REQUIRED TASK> Make an exact copy of all the entries, but do not reproduce the pictures.

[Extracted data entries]

◇ ◇ ◇ ◇

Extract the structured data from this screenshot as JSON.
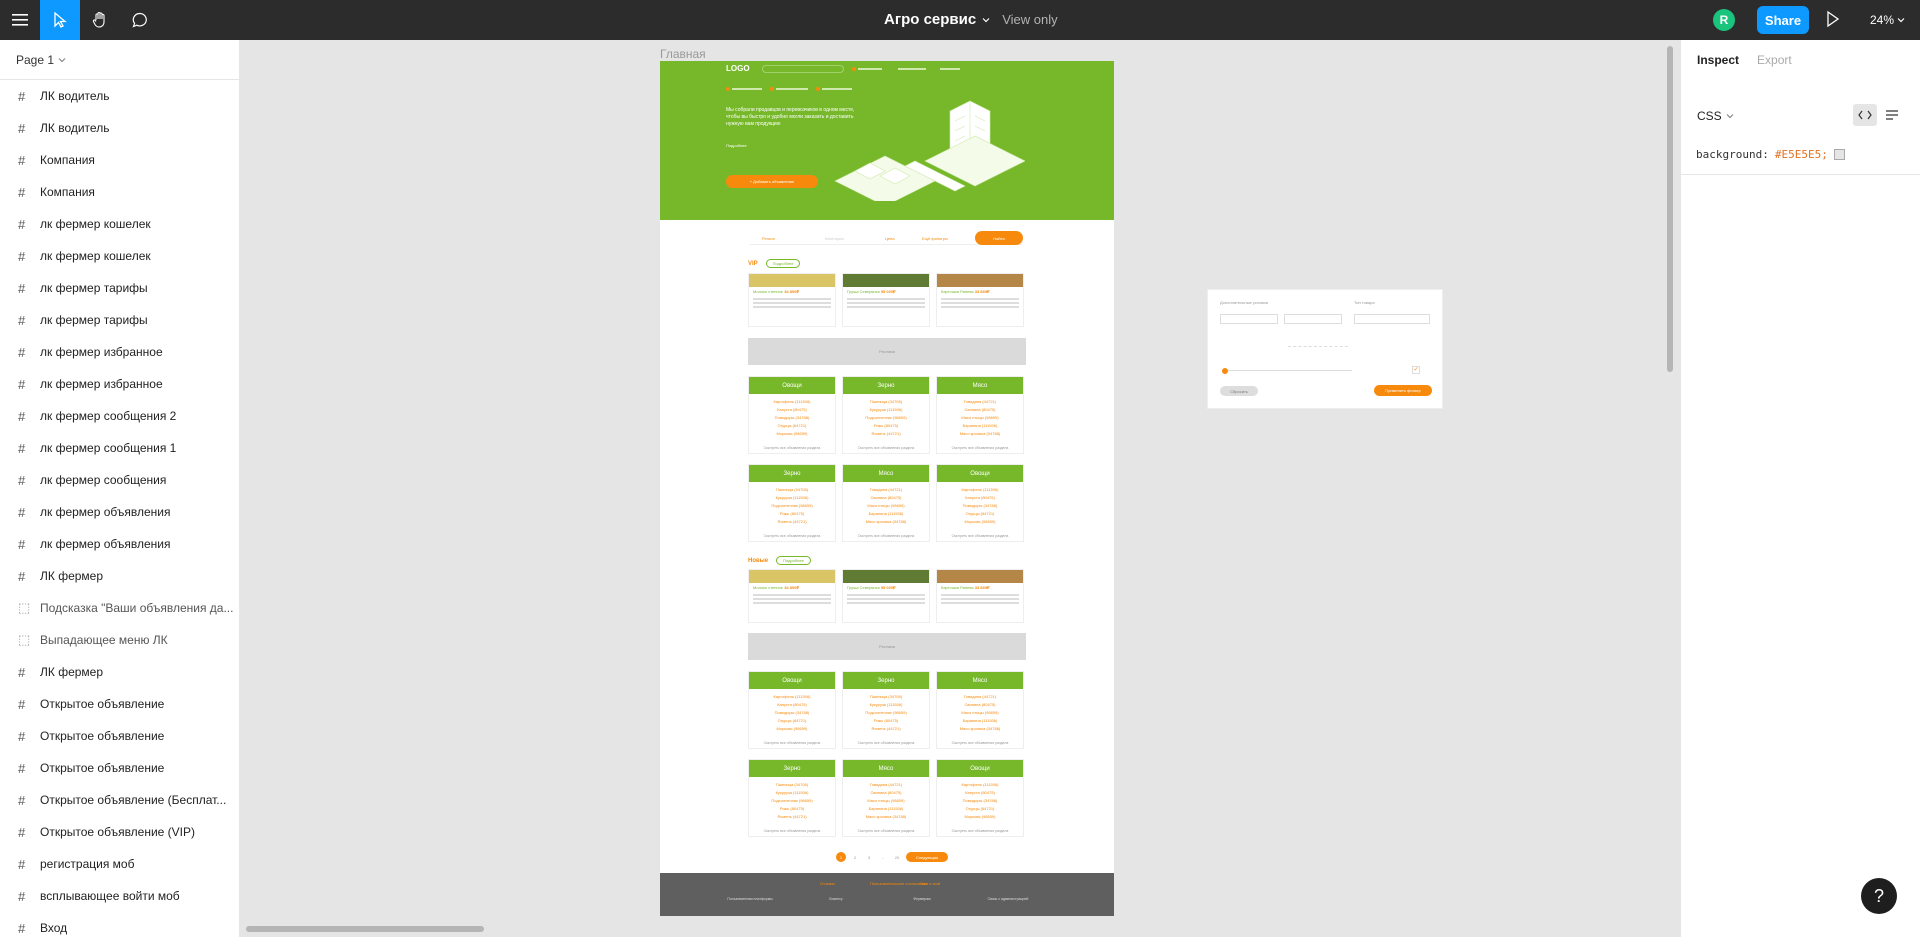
{
  "toolbar": {
    "file_name": "Агро сервис",
    "mode": "View only",
    "avatar_initial": "R",
    "share_label": "Share",
    "zoom": "24%"
  },
  "left_panel": {
    "page_selector": "Page 1",
    "layers": [
      {
        "name": "ЛК водитель",
        "type": "frame"
      },
      {
        "name": "ЛК водитель",
        "type": "frame"
      },
      {
        "name": "Компания",
        "type": "frame"
      },
      {
        "name": "Компания",
        "type": "frame"
      },
      {
        "name": "лк фермер кошелек",
        "type": "frame"
      },
      {
        "name": "лк фермер кошелек",
        "type": "frame"
      },
      {
        "name": "лк фермер тарифы",
        "type": "frame"
      },
      {
        "name": "лк фермер тарифы",
        "type": "frame"
      },
      {
        "name": "лк фермер избранное",
        "type": "frame"
      },
      {
        "name": "лк фермер избранное",
        "type": "frame"
      },
      {
        "name": "лк фермер сообщения 2",
        "type": "frame"
      },
      {
        "name": "лк фермер сообщения 1",
        "type": "frame"
      },
      {
        "name": "лк фермер сообщения",
        "type": "frame"
      },
      {
        "name": "лк фермер объявления",
        "type": "frame"
      },
      {
        "name": "лк фермер объявления",
        "type": "frame"
      },
      {
        "name": "ЛК фермер",
        "type": "frame"
      },
      {
        "name": "Подсказка \"Ваши объявления да...",
        "type": "section"
      },
      {
        "name": "Выпадающее меню ЛК",
        "type": "section"
      },
      {
        "name": "ЛК фермер",
        "type": "frame"
      },
      {
        "name": "Открытое объявление",
        "type": "frame"
      },
      {
        "name": "Открытое объявление",
        "type": "frame"
      },
      {
        "name": "Открытое объявление",
        "type": "frame"
      },
      {
        "name": "Открытое объявление (Бесплат...",
        "type": "frame"
      },
      {
        "name": "Открытое объявление (VIP)",
        "type": "frame"
      },
      {
        "name": "регистрация моб",
        "type": "frame"
      },
      {
        "name": "всплывающее войти моб",
        "type": "frame"
      },
      {
        "name": "Вход",
        "type": "frame"
      }
    ]
  },
  "right_panel": {
    "tabs": [
      "Inspect",
      "Export"
    ],
    "active_tab": "Inspect",
    "code_lang": "CSS",
    "property": "background:",
    "value": "#E5E5E5;",
    "swatch_color": "#E5E5E5"
  },
  "canvas": {
    "frame_label": "Главная",
    "background": "#E5E5E5"
  },
  "design": {
    "logo": "LOGO",
    "accent_green": "#76B82A",
    "accent_orange": "#F78A0C",
    "hero_text": "Мы собрали продавцов и перевозчиков в одном месте, чтобы вы быстро и удобно могли заказать и доставить нужную вам продукцию",
    "hero_link": "Подробнее",
    "hero_button": "+ Добавить объявление",
    "filter_search": "Найти",
    "vip_label": "VIP",
    "new_label": "Новые",
    "ad_label": "Реклама",
    "offers": [
      {
        "title": "Молоко степное",
        "price": "34 859₽"
      },
      {
        "title": "Груша Северянка",
        "price": "95 000₽"
      },
      {
        "title": "Картошка Ранняя",
        "price": "33 859₽"
      }
    ],
    "categories_grid_1": [
      {
        "name": "Овощи",
        "rows": [
          "Картофель (111506)",
          "Капуста (80475)",
          "Помидоры (34788)",
          "Огурцы (64721)",
          "Морковь (98659)"
        ],
        "more": "Смотреть все объявления раздела"
      },
      {
        "name": "Зерно",
        "rows": [
          "Пшеница (34708)",
          "Кукуруза (111506)",
          "Подсолнечник (98659)",
          "Рожь (80475)",
          "Ячмень (44721)"
        ],
        "more": "Смотреть все объявления раздела"
      },
      {
        "name": "Мясо",
        "rows": [
          "Говядина (44721)",
          "Свинина (80475)",
          "Мясо птицы (98659)",
          "Баранина (111506)",
          "Мясо кролика (34788)"
        ],
        "more": "Смотреть все объявления раздела"
      },
      {
        "name": "Зерно",
        "rows": [
          "Пшеница (34708)",
          "Кукуруза (111506)",
          "Подсолнечник (98659)",
          "Рожь (80475)",
          "Ячмень (44721)"
        ],
        "more": "Смотреть все объявления раздела"
      },
      {
        "name": "Мясо",
        "rows": [
          "Говядина (44721)",
          "Свинина (80475)",
          "Мясо птицы (98659)",
          "Баранина (111506)",
          "Мясо кролика (34788)"
        ],
        "more": "Смотреть все объявления раздела"
      },
      {
        "name": "Овощи",
        "rows": [
          "Картофель (111506)",
          "Капуста (80475)",
          "Помидоры (34788)",
          "Огурцы (64721)",
          "Морковь (98659)"
        ],
        "more": "Смотреть все объявления раздела"
      }
    ],
    "categories_grid_2": [
      {
        "name": "Овощи",
        "rows": [
          "Картофель (111506)",
          "Капуста (80475)",
          "Помидоры (34788)",
          "Огурцы (64721)",
          "Морковь (98659)"
        ],
        "more": "Смотреть все объявления раздела"
      },
      {
        "name": "Зерно",
        "rows": [
          "Пшеница (34708)",
          "Кукуруза (111506)",
          "Подсолнечник (98659)",
          "Рожь (80475)",
          "Ячмень (44721)"
        ],
        "more": "Смотреть все объявления раздела"
      },
      {
        "name": "Мясо",
        "rows": [
          "Говядина (44721)",
          "Свинина (80475)",
          "Мясо птицы (98659)",
          "Баранина (111506)",
          "Мясо кролика (34788)"
        ],
        "more": "Смотреть все объявления раздела"
      },
      {
        "name": "Зерно",
        "rows": [
          "Пшеница (34708)",
          "Кукуруза (111506)",
          "Подсолнечник (98659)",
          "Рожь (80475)",
          "Ячмень (44721)"
        ],
        "more": "Смотреть все объявления раздела"
      },
      {
        "name": "Мясо",
        "rows": [
          "Говядина (44721)",
          "Свинина (80475)",
          "Мясо птицы (98659)",
          "Баранина (111506)",
          "Мясо кролика (34788)"
        ],
        "more": "Смотреть все объявления раздела"
      },
      {
        "name": "Овощи",
        "rows": [
          "Картофель (111506)",
          "Капуста (80475)",
          "Помидоры (34788)",
          "Огурцы (64721)",
          "Морковь (98659)"
        ],
        "more": "Смотреть все объявления раздела"
      }
    ],
    "pager": [
      "1",
      "2",
      "3",
      "..",
      "20"
    ],
    "pager_next": "Следующая",
    "footer_links": [
      "Отзывы",
      "Пользовательское соглашение",
      "Наш e-mail"
    ],
    "footer_cols": [
      "Пользователям платформы",
      "Бизнесу",
      "Фермерам",
      "Связь с администрацией"
    ]
  },
  "popup": {
    "title": "Дополнительные условия",
    "field2_label": "Тип товара",
    "apply_label": "Применить фильтр",
    "reset_label": "Сбросить"
  }
}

◇ ◇ ◇ ◇

RESULT FOR THIS TASK>
Extract the structured data from this screenshot as JSON.
{
  "toolbar": {
    "file_name": "Агро сервис",
    "mode": "View only",
    "avatar_initial": "R",
    "share_label": "Share",
    "zoom": "24%"
  },
  "left_panel": {
    "page_selector": "Page 1",
    "layers": [
      {
        "name": "ЛК водитель",
        "type": "frame"
      },
      {
        "name": "ЛК водитель",
        "type": "frame"
      },
      {
        "name": "Компания",
        "type": "frame"
      },
      {
        "name": "Компания",
        "type": "frame"
      },
      {
        "name": "лк фермер кошелек",
        "type": "frame"
      },
      {
        "name": "лк фермер кошелек",
        "type": "frame"
      },
      {
        "name": "лк фермер тарифы",
        "type": "frame"
      },
      {
        "name": "лк фермер тарифы",
        "type": "frame"
      },
      {
        "name": "лк фермер избранное",
        "type": "frame"
      },
      {
        "name": "лк фермер избранное",
        "type": "frame"
      },
      {
        "name": "лк фермер сообщения 2",
        "type": "frame"
      },
      {
        "name": "лк фермер сообщения 1",
        "type": "frame"
      },
      {
        "name": "лк фермер сообщения",
        "type": "frame"
      },
      {
        "name": "лк фермер объявления",
        "type": "frame"
      },
      {
        "name": "лк фермер объявления",
        "type": "frame"
      },
      {
        "name": "ЛК фермер",
        "type": "frame"
      },
      {
        "name": "Подсказка \"Ваши объявления да...",
        "type": "section"
      },
      {
        "name": "Выпадающее меню ЛК",
        "type": "section"
      },
      {
        "name": "ЛК фермер",
        "type": "frame"
      },
      {
        "name": "Открытое объявление",
        "type": "frame"
      },
      {
        "name": "Открытое объявление",
        "type": "frame"
      },
      {
        "name": "Открытое объявление",
        "type": "frame"
      },
      {
        "name": "Открытое объявление (Бесплат...",
        "type": "frame"
      },
      {
        "name": "Открытое объявление (VIP)",
        "type": "frame"
      },
      {
        "name": "регистрация моб",
        "type": "frame"
      },
      {
        "name": "всплывающее войти моб",
        "type": "frame"
      },
      {
        "name": "Вход",
        "type": "frame"
      }
    ]
  },
  "right_panel": {
    "tabs": [
      "Inspect",
      "Export"
    ],
    "active_tab": "Inspect",
    "code_lang": "CSS",
    "property": "background:",
    "value": "#E5E5E5;",
    "swatch_color": "#E5E5E5"
  },
  "canvas": {
    "frame_label": "Главная",
    "background": "#E5E5E5"
  },
  "design": {
    "logo": "LOGO",
    "accent_green": "#76B82A",
    "accent_orange": "#F78A0C",
    "hero_text": "Мы собрали продавцов и перевозчиков в одном месте, чтобы вы быстро и удобно могли заказать и доставить нужную вам продукцию",
    "hero_link": "Подробнее",
    "hero_button": "+ Добавить объявление",
    "filter_search": "Найти",
    "vip_label": "VIP",
    "new_label": "Новые",
    "ad_label": "Реклама",
    "offers": [
      {
        "title": "Молоко степное",
        "price": "34 859₽"
      },
      {
        "title": "Груша Северянка",
        "price": "95 000₽"
      },
      {
        "title": "Картошка Ранняя",
        "price": "33 859₽"
      }
    ],
    "categories_grid_1": [
      {
        "name": "Овощи",
        "rows": [
          "Картофель (111506)",
          "Капуста (80475)",
          "Помидоры (34788)",
          "Огурцы (64721)",
          "Морковь (98659)"
        ],
        "more": "Смотреть все объявления раздела"
      },
      {
        "name": "Зерно",
        "rows": [
          "Пшеница (34708)",
          "Кукуруза (111506)",
          "Подсолнечник (98659)",
          "Рожь (80475)",
          "Ячмень (44721)"
        ],
        "more": "Смотреть все объявления раздела"
      },
      {
        "name": "Мясо",
        "rows": [
          "Говядина (44721)",
          "Свинина (80475)",
          "Мясо птицы (98659)",
          "Баранина (111506)",
          "Мясо кролика (34788)"
        ],
        "more": "Смотреть все объявления раздела"
      },
      {
        "name": "Зерно",
        "rows": [
          "Пшеница (34708)",
          "Кукуруза (111506)",
          "Подсолнечник (98659)",
          "Рожь (80475)",
          "Ячмень (44721)"
        ],
        "more": "Смотреть все объявления раздела"
      },
      {
        "name": "Мясо",
        "rows": [
          "Говядина (44721)",
          "Свинина (80475)",
          "Мясо птицы (98659)",
          "Баранина (111506)",
          "Мясо кролика (34788)"
        ],
        "more": "Смотреть все объявления раздела"
      },
      {
        "name": "Овощи",
        "rows": [
          "Картофель (111506)",
          "Капуста (80475)",
          "Помидоры (34788)",
          "Огурцы (64721)",
          "Морковь (98659)"
        ],
        "more": "Смотреть все объявления раздела"
      }
    ],
    "categories_grid_2": [
      {
        "name": "Овощи",
        "rows": [
          "Картофель (111506)",
          "Капуста (80475)",
          "Помидоры (34788)",
          "Огурцы (64721)",
          "Морковь (98659)"
        ],
        "more": "Смотреть все объявления раздела"
      },
      {
        "name": "Зерно",
        "rows": [
          "Пшеница (34708)",
          "Кукуруза (111506)",
          "Подсолнечник (98659)",
          "Рожь (80475)",
          "Ячмень (44721)"
        ],
        "more": "Смотреть все объявления раздела"
      },
      {
        "name": "Мясо",
        "rows": [
          "Говядина (44721)",
          "Свинина (80475)",
          "Мясо птицы (98659)",
          "Баранина (111506)",
          "Мясо кролика (34788)"
        ],
        "more": "Смотреть все объявления раздела"
      },
      {
        "name": "Зерно",
        "rows": [
          "Пшеница (34708)",
          "Кукуруза (111506)",
          "Подсолнечник (98659)",
          "Рожь (80475)",
          "Ячмень (44721)"
        ],
        "more": "Смотреть все объявления раздела"
      },
      {
        "name": "Мясо",
        "rows": [
          "Говядина (44721)",
          "Свинина (80475)",
          "Мясо птицы (98659)",
          "Баранина (111506)",
          "Мясо кролика (34788)"
        ],
        "more": "Смотреть все объявления раздела"
      },
      {
        "name": "Овощи",
        "rows": [
          "Картофель (111506)",
          "Капуста (80475)",
          "Помидоры (34788)",
          "Огурцы (64721)",
          "Морковь (98659)"
        ],
        "more": "Смотреть все объявления раздела"
      }
    ],
    "pager": [
      "1",
      "2",
      "3",
      "..",
      "20"
    ],
    "pager_next": "Следующая",
    "footer_links": [
      "Отзывы",
      "Пользовательское соглашение",
      "Наш e-mail"
    ],
    "footer_cols": [
      "Пользователям платформы",
      "Бизнесу",
      "Фермерам",
      "Связь с администрацией"
    ]
  },
  "popup": {
    "title": "Дополнительные условия",
    "field2_label": "Тип товара",
    "apply_label": "Применить фильтр",
    "reset_label": "Сбросить"
  }
}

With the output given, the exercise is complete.